* [GIVEN RECORDS]
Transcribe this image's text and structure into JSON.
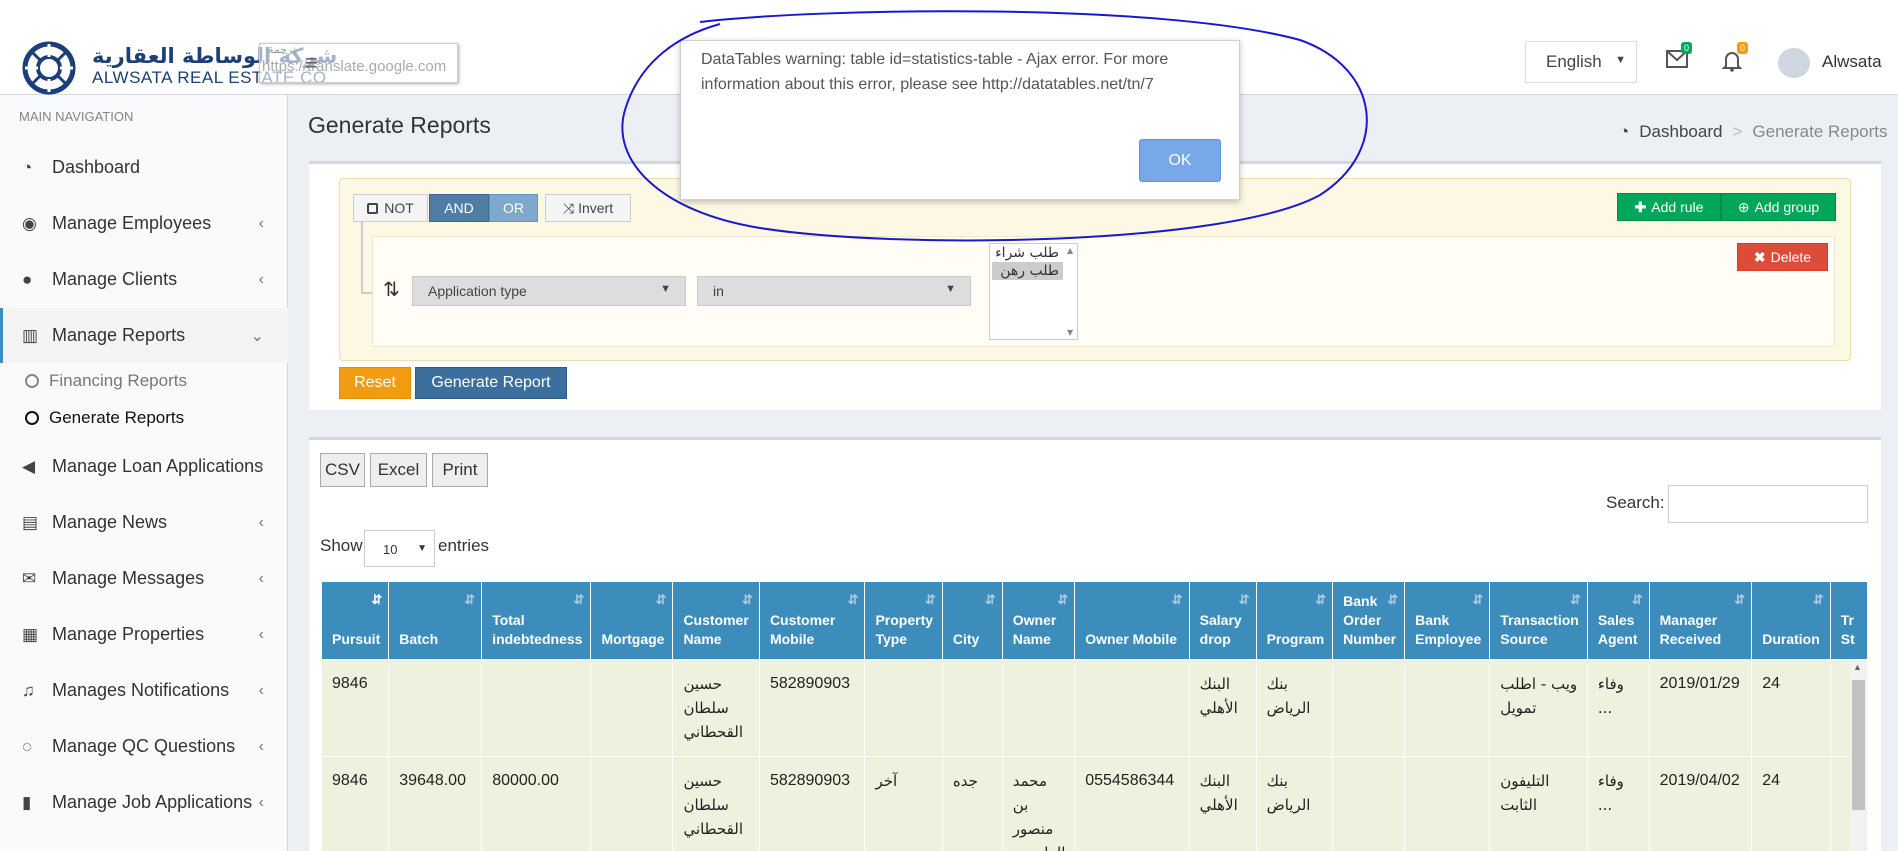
{
  "brand": {
    "arabic": "شركة الوساطة العقارية",
    "english": "ALWSATA REAL ESTATE CO"
  },
  "translate_overlay": {
    "label": "ترجمة",
    "url": "https://translate.google.com"
  },
  "header": {
    "language": "English",
    "messages_count": "0",
    "notifications_count": "0",
    "user_name": "Alwsata",
    "colors": {
      "messages_badge": "#00a65a",
      "notifications_badge": "#f39c12"
    }
  },
  "sidebar": {
    "header": "MAIN NAVIGATION",
    "items": [
      {
        "label": "Dashboard",
        "icon": "dashboard-icon"
      },
      {
        "label": "Manage Employees",
        "icon": "employee-icon"
      },
      {
        "label": "Manage Clients",
        "icon": "users-icon"
      },
      {
        "label": "Manage Reports",
        "icon": "bar-chart-icon"
      },
      {
        "label": "Manage Loan Applications",
        "icon": "bullhorn-icon"
      },
      {
        "label": "Manage News",
        "icon": "newspaper-icon"
      },
      {
        "label": "Manage Messages",
        "icon": "envelope-icon"
      },
      {
        "label": "Manage Properties",
        "icon": "building-icon"
      },
      {
        "label": "Manages Notifications",
        "icon": "bell-icon"
      },
      {
        "label": "Manage QC Questions",
        "icon": "comment-icon"
      },
      {
        "label": "Manage Job Applications",
        "icon": "book-icon"
      }
    ],
    "sub_items": [
      {
        "label": "Financing Reports"
      },
      {
        "label": "Generate Reports"
      }
    ]
  },
  "page": {
    "title": "Generate Reports",
    "breadcrumb": {
      "home": "Dashboard",
      "separator": ">",
      "current": "Generate Reports"
    }
  },
  "query_builder": {
    "not_label": "NOT",
    "and_label": "AND",
    "or_label": "OR",
    "invert_label": "Invert",
    "add_rule_label": "Add rule",
    "add_group_label": "Add group",
    "delete_label": "Delete",
    "field_value": "Application type",
    "operator_value": "in",
    "value_options": [
      "طلب شراء",
      "طلب رهن"
    ],
    "selected_value": "طلب رهن",
    "reset_label": "Reset",
    "generate_label": "Generate Report"
  },
  "table_tools": {
    "export_buttons": [
      "CSV",
      "Excel",
      "Print"
    ],
    "search_label": "Search:",
    "search_value": "",
    "show_label": "Show",
    "length_value": "10",
    "entries_label": "entries"
  },
  "table": {
    "columns": [
      "Pursuit",
      "Batch",
      "Total indebtedness",
      "Mortgage",
      "Customer Name",
      "Customer Mobile",
      "Property Type",
      "City",
      "Owner Name",
      "Owner Mobile",
      "Salary drop",
      "Program",
      "Bank Order Number",
      "Bank Employee",
      "Transaction Source",
      "Sales Agent",
      "Manager Received",
      "Duration",
      "Tr St"
    ],
    "rows": [
      [
        "9846",
        "",
        "",
        "",
        "حسين سلطان القحطاني",
        "582890903",
        "",
        "",
        "",
        "",
        "البنك الأهلي",
        "بنك الرياض",
        "",
        "",
        "ويب - اطلب تمويل",
        "وفاء ...",
        "2019/01/29",
        "24",
        ""
      ],
      [
        "9846",
        "39648.00",
        "80000.00",
        "",
        "حسين سلطان القحطاني",
        "582890903",
        "آخر",
        "جده",
        "محمد بن منصور الراجحي",
        "0554586344",
        "البنك الأهلي",
        "بنك الرياض",
        "",
        "",
        "التليفون الثابت",
        "وفاء ...",
        "2019/04/02",
        "24",
        ""
      ]
    ]
  },
  "dialog": {
    "message": "DataTables warning: table id=statistics-table - Ajax error. For more information about this error, please see http://datatables.net/tn/7",
    "ok_label": "OK"
  },
  "colors": {
    "header_bg": "#3c8dbc",
    "row_bg": "#ecf2dd",
    "annotation": "#1a1acc"
  }
}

* [REQUIREMENTS]
Quote in full the listing given above; the images are to be left out.

* [CORRECT RESULT]
Transcribe this image's text and structure into JSON.
{
  "brand": {
    "arabic": "شركة الوساطة العقارية",
    "english": "ALWSATA REAL ESTATE CO"
  },
  "translate_overlay": {
    "label": "ترجمة",
    "url": "https://translate.google.com"
  },
  "header": {
    "language": "English",
    "messages_count": "0",
    "notifications_count": "0",
    "user_name": "Alwsata",
    "colors": {
      "messages_badge": "#00a65a",
      "notifications_badge": "#f39c12"
    }
  },
  "sidebar": {
    "header": "MAIN NAVIGATION",
    "items": [
      {
        "label": "Dashboard",
        "icon": "dashboard-icon"
      },
      {
        "label": "Manage Employees",
        "icon": "employee-icon"
      },
      {
        "label": "Manage Clients",
        "icon": "users-icon"
      },
      {
        "label": "Manage Reports",
        "icon": "bar-chart-icon"
      },
      {
        "label": "Manage Loan Applications",
        "icon": "bullhorn-icon"
      },
      {
        "label": "Manage News",
        "icon": "newspaper-icon"
      },
      {
        "label": "Manage Messages",
        "icon": "envelope-icon"
      },
      {
        "label": "Manage Properties",
        "icon": "building-icon"
      },
      {
        "label": "Manages Notifications",
        "icon": "bell-icon"
      },
      {
        "label": "Manage QC Questions",
        "icon": "comment-icon"
      },
      {
        "label": "Manage Job Applications",
        "icon": "book-icon"
      }
    ],
    "sub_items": [
      {
        "label": "Financing Reports"
      },
      {
        "label": "Generate Reports"
      }
    ]
  },
  "page": {
    "title": "Generate Reports",
    "breadcrumb": {
      "home": "Dashboard",
      "separator": ">",
      "current": "Generate Reports"
    }
  },
  "query_builder": {
    "not_label": "NOT",
    "and_label": "AND",
    "or_label": "OR",
    "invert_label": "Invert",
    "add_rule_label": "Add rule",
    "add_group_label": "Add group",
    "delete_label": "Delete",
    "field_value": "Application type",
    "operator_value": "in",
    "value_options": [
      "طلب شراء",
      "طلب رهن"
    ],
    "selected_value": "طلب رهن",
    "reset_label": "Reset",
    "generate_label": "Generate Report"
  },
  "table_tools": {
    "export_buttons": [
      "CSV",
      "Excel",
      "Print"
    ],
    "search_label": "Search:",
    "search_value": "",
    "show_label": "Show",
    "length_value": "10",
    "entries_label": "entries"
  },
  "table": {
    "columns": [
      "Pursuit",
      "Batch",
      "Total indebtedness",
      "Mortgage",
      "Customer Name",
      "Customer Mobile",
      "Property Type",
      "City",
      "Owner Name",
      "Owner Mobile",
      "Salary drop",
      "Program",
      "Bank Order Number",
      "Bank Employee",
      "Transaction Source",
      "Sales Agent",
      "Manager Received",
      "Duration",
      "Tr St"
    ],
    "rows": [
      [
        "9846",
        "",
        "",
        "",
        "حسين سلطان القحطاني",
        "582890903",
        "",
        "",
        "",
        "",
        "البنك الأهلي",
        "بنك الرياض",
        "",
        "",
        "ويب - اطلب تمويل",
        "وفاء ...",
        "2019/01/29",
        "24",
        ""
      ],
      [
        "9846",
        "39648.00",
        "80000.00",
        "",
        "حسين سلطان القحطاني",
        "582890903",
        "آخر",
        "جده",
        "محمد بن منصور الراجحي",
        "0554586344",
        "البنك الأهلي",
        "بنك الرياض",
        "",
        "",
        "التليفون الثابت",
        "وفاء ...",
        "2019/04/02",
        "24",
        ""
      ]
    ]
  },
  "dialog": {
    "message": "DataTables warning: table id=statistics-table - Ajax error. For more information about this error, please see http://datatables.net/tn/7",
    "ok_label": "OK"
  },
  "colors": {
    "header_bg": "#3c8dbc",
    "row_bg": "#ecf2dd",
    "annotation": "#1a1acc"
  }
}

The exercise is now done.